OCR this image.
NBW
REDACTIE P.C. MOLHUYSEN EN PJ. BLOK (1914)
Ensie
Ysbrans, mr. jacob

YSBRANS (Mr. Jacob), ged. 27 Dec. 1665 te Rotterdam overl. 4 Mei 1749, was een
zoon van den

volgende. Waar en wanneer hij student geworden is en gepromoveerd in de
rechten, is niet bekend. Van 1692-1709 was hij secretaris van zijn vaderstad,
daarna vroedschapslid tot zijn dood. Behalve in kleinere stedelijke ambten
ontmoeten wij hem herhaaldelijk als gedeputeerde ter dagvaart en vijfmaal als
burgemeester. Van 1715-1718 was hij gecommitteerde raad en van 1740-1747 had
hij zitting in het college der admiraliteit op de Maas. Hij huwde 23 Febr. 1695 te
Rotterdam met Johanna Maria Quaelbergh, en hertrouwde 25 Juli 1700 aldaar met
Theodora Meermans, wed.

○ ○ ○ ○ ○

Return each line where "zijn" shows up.

rechten, is niet bekend. Van 1692-1709 was hij secretaris van zijn vaderstad,
daarna vroedschapslid tot zijn dood. Behalve in kleinere stedelijke ambten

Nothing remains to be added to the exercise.